(Recorded information)
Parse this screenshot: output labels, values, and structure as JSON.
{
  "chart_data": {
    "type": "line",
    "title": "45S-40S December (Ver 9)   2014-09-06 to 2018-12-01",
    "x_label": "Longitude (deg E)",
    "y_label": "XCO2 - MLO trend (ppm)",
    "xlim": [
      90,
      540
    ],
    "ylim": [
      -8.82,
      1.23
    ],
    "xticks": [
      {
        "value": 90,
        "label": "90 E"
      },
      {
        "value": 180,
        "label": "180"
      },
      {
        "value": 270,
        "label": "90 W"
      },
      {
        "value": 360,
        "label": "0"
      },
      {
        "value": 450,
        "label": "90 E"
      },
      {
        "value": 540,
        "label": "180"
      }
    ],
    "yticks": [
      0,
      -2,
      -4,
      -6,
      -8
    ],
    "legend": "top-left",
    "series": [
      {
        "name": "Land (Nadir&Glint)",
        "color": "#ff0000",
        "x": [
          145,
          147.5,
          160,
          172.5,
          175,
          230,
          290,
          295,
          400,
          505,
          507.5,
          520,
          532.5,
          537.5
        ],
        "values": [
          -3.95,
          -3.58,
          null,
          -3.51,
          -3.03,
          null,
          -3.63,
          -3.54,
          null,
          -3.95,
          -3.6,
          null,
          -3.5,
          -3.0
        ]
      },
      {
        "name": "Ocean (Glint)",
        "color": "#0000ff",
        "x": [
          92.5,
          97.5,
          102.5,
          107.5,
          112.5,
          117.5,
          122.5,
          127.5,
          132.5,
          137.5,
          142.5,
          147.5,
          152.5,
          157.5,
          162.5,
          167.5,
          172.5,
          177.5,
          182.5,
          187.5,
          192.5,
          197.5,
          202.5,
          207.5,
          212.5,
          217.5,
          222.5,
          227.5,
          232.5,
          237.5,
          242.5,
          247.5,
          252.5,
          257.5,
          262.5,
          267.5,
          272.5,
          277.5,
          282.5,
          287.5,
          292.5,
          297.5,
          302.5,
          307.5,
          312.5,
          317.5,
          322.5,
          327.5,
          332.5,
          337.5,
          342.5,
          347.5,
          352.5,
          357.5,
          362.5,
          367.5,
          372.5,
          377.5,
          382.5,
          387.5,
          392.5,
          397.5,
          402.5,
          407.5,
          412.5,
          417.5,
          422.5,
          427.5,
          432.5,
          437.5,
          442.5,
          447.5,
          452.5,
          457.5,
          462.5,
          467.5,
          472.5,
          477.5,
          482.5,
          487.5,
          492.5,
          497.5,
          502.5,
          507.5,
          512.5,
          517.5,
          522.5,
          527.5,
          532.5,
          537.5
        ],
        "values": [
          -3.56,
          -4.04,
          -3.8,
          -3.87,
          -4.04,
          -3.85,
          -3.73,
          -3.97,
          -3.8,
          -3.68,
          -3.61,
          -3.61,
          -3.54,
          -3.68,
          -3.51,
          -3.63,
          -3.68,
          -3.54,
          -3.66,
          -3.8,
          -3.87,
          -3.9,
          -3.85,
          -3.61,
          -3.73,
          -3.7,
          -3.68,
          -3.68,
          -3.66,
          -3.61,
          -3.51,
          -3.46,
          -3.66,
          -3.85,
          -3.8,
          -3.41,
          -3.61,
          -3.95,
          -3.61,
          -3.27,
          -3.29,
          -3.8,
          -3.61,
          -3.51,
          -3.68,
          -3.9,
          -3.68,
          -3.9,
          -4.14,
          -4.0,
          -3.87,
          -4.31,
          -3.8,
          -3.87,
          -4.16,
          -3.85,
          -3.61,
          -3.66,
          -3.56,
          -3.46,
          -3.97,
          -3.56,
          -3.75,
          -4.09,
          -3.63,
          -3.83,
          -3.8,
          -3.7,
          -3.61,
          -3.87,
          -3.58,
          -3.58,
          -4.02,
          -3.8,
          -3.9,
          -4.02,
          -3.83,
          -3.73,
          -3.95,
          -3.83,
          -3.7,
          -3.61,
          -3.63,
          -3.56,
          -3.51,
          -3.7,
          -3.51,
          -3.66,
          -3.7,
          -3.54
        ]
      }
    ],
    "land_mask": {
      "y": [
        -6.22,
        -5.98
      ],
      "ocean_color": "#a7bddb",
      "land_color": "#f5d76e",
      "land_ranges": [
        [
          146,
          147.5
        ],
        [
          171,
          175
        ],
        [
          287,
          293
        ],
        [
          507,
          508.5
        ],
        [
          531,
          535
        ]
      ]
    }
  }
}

(What is asked) From the entries above, extract each line containing "Glint".

(Full response)
        "name": "Land (Nadir&Glint)",
        "name": "Ocean (Glint)",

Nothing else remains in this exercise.